== Record excerpts
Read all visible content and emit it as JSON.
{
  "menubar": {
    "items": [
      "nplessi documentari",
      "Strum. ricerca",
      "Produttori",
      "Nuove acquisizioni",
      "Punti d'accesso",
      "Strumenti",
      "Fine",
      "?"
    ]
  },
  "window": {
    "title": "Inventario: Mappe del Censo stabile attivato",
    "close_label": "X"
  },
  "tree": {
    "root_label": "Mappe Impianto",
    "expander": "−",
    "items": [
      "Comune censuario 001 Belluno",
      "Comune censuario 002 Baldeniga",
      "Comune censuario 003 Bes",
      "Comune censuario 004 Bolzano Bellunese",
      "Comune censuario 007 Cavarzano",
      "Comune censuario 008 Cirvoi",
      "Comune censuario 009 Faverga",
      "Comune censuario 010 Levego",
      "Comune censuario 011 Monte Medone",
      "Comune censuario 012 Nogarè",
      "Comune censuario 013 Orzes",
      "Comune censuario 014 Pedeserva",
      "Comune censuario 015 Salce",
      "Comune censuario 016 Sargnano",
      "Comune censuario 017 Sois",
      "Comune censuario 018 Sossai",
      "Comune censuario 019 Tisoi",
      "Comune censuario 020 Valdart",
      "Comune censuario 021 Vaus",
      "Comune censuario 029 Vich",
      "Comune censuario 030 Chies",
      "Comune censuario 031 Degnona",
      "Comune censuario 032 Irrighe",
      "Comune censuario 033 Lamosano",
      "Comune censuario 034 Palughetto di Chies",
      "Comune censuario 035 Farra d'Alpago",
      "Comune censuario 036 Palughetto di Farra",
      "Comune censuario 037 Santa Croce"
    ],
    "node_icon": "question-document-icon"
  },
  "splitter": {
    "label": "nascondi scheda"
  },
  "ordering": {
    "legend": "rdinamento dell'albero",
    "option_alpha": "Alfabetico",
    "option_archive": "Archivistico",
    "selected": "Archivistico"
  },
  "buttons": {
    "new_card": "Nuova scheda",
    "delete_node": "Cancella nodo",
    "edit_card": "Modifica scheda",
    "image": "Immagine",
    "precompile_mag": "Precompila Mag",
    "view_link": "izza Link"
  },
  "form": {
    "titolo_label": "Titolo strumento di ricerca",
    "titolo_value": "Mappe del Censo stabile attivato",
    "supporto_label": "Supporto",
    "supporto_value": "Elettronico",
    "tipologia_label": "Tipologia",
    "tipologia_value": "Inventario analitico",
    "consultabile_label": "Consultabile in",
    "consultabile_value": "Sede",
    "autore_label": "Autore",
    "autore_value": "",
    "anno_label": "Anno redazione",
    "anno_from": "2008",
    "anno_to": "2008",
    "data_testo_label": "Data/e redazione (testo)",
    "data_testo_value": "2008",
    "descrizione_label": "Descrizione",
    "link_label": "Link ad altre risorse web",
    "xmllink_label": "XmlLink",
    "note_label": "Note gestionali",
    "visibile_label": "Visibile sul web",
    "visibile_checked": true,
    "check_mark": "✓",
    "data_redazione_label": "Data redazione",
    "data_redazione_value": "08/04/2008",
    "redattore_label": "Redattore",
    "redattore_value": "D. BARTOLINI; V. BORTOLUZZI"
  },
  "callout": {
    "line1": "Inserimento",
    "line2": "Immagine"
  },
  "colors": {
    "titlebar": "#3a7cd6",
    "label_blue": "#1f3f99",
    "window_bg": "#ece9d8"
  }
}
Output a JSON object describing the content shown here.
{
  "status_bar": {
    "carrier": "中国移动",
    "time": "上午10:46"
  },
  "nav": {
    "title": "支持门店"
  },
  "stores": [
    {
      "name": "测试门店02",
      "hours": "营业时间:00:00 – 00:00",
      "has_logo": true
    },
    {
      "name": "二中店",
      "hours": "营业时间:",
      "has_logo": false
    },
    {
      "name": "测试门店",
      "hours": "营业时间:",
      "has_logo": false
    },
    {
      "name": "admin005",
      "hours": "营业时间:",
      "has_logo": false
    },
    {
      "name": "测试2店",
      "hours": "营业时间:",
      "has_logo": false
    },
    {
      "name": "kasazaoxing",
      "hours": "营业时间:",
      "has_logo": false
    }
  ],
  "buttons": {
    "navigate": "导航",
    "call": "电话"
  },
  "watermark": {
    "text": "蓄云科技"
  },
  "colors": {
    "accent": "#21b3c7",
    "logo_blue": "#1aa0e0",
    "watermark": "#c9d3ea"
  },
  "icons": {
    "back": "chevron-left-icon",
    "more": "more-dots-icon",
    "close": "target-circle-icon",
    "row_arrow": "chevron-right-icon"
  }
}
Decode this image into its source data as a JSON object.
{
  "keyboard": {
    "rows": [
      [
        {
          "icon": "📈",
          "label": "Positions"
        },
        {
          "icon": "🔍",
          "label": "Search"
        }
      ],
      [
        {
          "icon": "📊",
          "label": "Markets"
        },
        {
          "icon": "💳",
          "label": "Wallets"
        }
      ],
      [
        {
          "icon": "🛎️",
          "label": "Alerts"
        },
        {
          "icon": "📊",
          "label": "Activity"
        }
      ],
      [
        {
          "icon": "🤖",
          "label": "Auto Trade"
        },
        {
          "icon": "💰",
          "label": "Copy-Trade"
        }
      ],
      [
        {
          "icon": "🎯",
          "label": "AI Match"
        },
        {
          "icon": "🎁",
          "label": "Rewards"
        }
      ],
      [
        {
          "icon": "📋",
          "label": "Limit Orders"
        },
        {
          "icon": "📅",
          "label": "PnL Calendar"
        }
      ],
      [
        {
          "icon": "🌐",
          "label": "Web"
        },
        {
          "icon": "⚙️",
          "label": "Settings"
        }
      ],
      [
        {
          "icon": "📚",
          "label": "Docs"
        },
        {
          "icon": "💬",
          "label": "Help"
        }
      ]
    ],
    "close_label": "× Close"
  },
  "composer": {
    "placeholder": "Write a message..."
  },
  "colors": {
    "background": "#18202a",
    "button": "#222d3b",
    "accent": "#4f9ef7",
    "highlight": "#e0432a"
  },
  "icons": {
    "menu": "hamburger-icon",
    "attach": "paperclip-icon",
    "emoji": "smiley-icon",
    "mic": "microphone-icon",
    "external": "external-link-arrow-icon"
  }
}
====
Write each line above out exactly.

Read all visible content and emit it as JSON.
{
  "menubar": {
    "items": [
      "nplessi documentari",
      "Strum. ricerca",
      "Produttori",
      "Nuove acquisizioni",
      "Punti d'accesso",
      "Strumenti",
      "Fine",
      "?"
    ]
  },
  "window": {
    "title": "Inventario: Mappe del Censo stabile attivato",
    "close_label": "X"
  },
  "tree": {
    "root_label": "Mappe Impianto",
    "expander": "−",
    "items": [
      "Comune censuario 001 Belluno",
      "Comune censuario 002 Baldeniga",
      "Comune censuario 003 Bes",
      "Comune censuario 004 Bolzano Bellunese",
      "Comune censuario 007 Cavarzano",
      "Comune censuario 008 Cirvoi",
      "Comune censuario 009 Faverga",
      "Comune censuario 010 Levego",
      "Comune censuario 011 Monte Medone",
      "Comune censuario 012 Nogarè",
      "Comune censuario 013 Orzes",
      "Comune censuario 014 Pedeserva",
      "Comune censuario 015 Salce",
      "Comune censuario 016 Sargnano",
      "Comune censuario 017 Sois",
      "Comune censuario 018 Sossai",
      "Comune censuario 019 Tisoi",
      "Comune censuario 020 Valdart",
      "Comune censuario 021 Vaus",
      "Comune censuario 029 Vich",
      "Comune censuario 030 Chies",
      "Comune censuario 031 Degnona",
      "Comune censuario 032 Irrighe",
      "Comune censuario 033 Lamosano",
      "Comune censuario 034 Palughetto di Chies",
      "Comune censuario 035 Farra d'Alpago",
      "Comune censuario 036 Palughetto di Farra",
      "Comune censuario 037 Santa Croce"
    ],
    "node_icon": "question-document-icon"
  },
  "splitter": {
    "label": "nascondi scheda"
  },
  "ordering": {
    "legend": "rdinamento dell'albero",
    "option_alpha": "Alfabetico",
    "option_archive": "Archivistico",
    "selected": "Archivistico"
  },
  "buttons": {
    "new_card": "Nuova scheda",
    "delete_node": "Cancella nodo",
    "edit_card": "Modifica scheda",
    "image": "Immagine",
    "precompile_mag": "Precompila Mag",
    "view_link": "izza Link"
  },
  "form": {
    "titolo_label": "Titolo strumento di ricerca",
    "titolo_value": "Mappe del Censo stabile attivato",
    "supporto_label": "Supporto",
    "supporto_value": "Elettronico",
    "tipologia_label": "Tipologia",
    "tipologia_value": "Inventario analitico",
    "consultabile_label": "Consultabile in",
    "consultabile_value": "Sede",
    "autore_label": "Autore",
    "autore_value": "",
    "anno_label": "Anno redazione",
    "anno_from": "2008",
    "anno_to": "2008",
    "data_testo_label": "Data/e redazione (testo)",
    "data_testo_value": "2008",
    "descrizione_label": "Descrizione",
    "link_label": "Link ad altre risorse web",
    "xmllink_label": "XmlLink",
    "note_label": "Note gestionali",
    "visibile_label": "Visibile sul web",
    "visibile_checked": true,
    "check_mark": "✓",
    "data_redazione_label": "Data redazione",
    "data_redazione_value": "08/04/2008",
    "redattore_label": "Redattore",
    "redattore_value": "D. BARTOLINI; V. BORTOLUZZI"
  },
  "callout": {
    "line1": "Inserimento",
    "line2": "Immagine"
  },
  "colors": {
    "titlebar": "#3a7cd6",
    "label_blue": "#1f3f99",
    "window_bg": "#ece9d8"
  }
}
Output a JSON object describing the content shown here.
{
  "status_bar": {
    "carrier": "中国移动",
    "time": "上午10:46"
  },
  "nav": {
    "title": "支持门店"
  },
  "stores": [
    {
      "name": "测试门店02",
      "hours": "营业时间:00:00 – 00:00",
      "has_logo": true
    },
    {
      "name": "二中店",
      "hours": "营业时间:",
      "has_logo": false
    },
    {
      "name": "测试门店",
      "hours": "营业时间:",
      "has_logo": false
    },
    {
      "name": "admin005",
      "hours": "营业时间:",
      "has_logo": false
    },
    {
      "name": "测试2店",
      "hours": "营业时间:",
      "has_logo": false
    },
    {
      "name": "kasazaoxing",
      "hours": "营业时间:",
      "has_logo": false
    }
  ],
  "buttons": {
    "navigate": "导航",
    "call": "电话"
  },
  "watermark": {
    "text": "蓄云科技"
  },
  "colors": {
    "accent": "#21b3c7",
    "logo_blue": "#1aa0e0",
    "watermark": "#c9d3ea"
  },
  "icons": {
    "back": "chevron-left-icon",
    "more": "more-dots-icon",
    "close": "target-circle-icon",
    "row_arrow": "chevron-right-icon"
  }
}
Decode this image into its source data as a JSON object.
{
  "keyboard": {
    "rows": [
      [
        {
          "icon": "📈",
          "label": "Positions"
        },
        {
          "icon": "🔍",
          "label": "Search"
        }
      ],
      [
        {
          "icon": "📊",
          "label": "Markets"
        },
        {
          "icon": "💳",
          "label": "Wallets"
        }
      ],
      [
        {
          "icon": "🛎️",
          "label": "Alerts"
        },
        {
          "icon": "📊",
          "label": "Activity"
        }
      ],
      [
        {
          "icon": "🤖",
          "label": "Auto Trade"
        },
        {
          "icon": "💰",
          "label": "Copy-Trade"
        }
      ],
      [
        {
          "icon": "🎯",
          "label": "AI Match"
        },
        {
          "icon": "🎁",
          "label": "Rewards"
        }
      ],
      [
        {
          "icon": "📋",
          "label": "Limit Orders"
        },
        {
          "icon": "📅",
          "label": "PnL Calendar"
        }
      ],
      [
        {
          "icon": "🌐",
          "label": "Web"
        },
        {
          "icon": "⚙️",
          "label": "Settings"
        }
      ],
      [
        {
          "icon": "📚",
          "label": "Docs"
        },
        {
          "icon": "💬",
          "label": "Help"
        }
      ]
    ],
    "close_label": "× Close"
  },
  "composer": {
    "placeholder": "Write a message..."
  },
  "colors": {
    "background": "#18202a",
    "button": "#222d3b",
    "accent": "#4f9ef7",
    "highlight": "#e0432a"
  },
  "icons": {
    "menu": "hamburger-icon",
    "attach": "paperclip-icon",
    "emoji": "smiley-icon",
    "mic": "microphone-icon",
    "external": "external-link-arrow-icon"
  }
}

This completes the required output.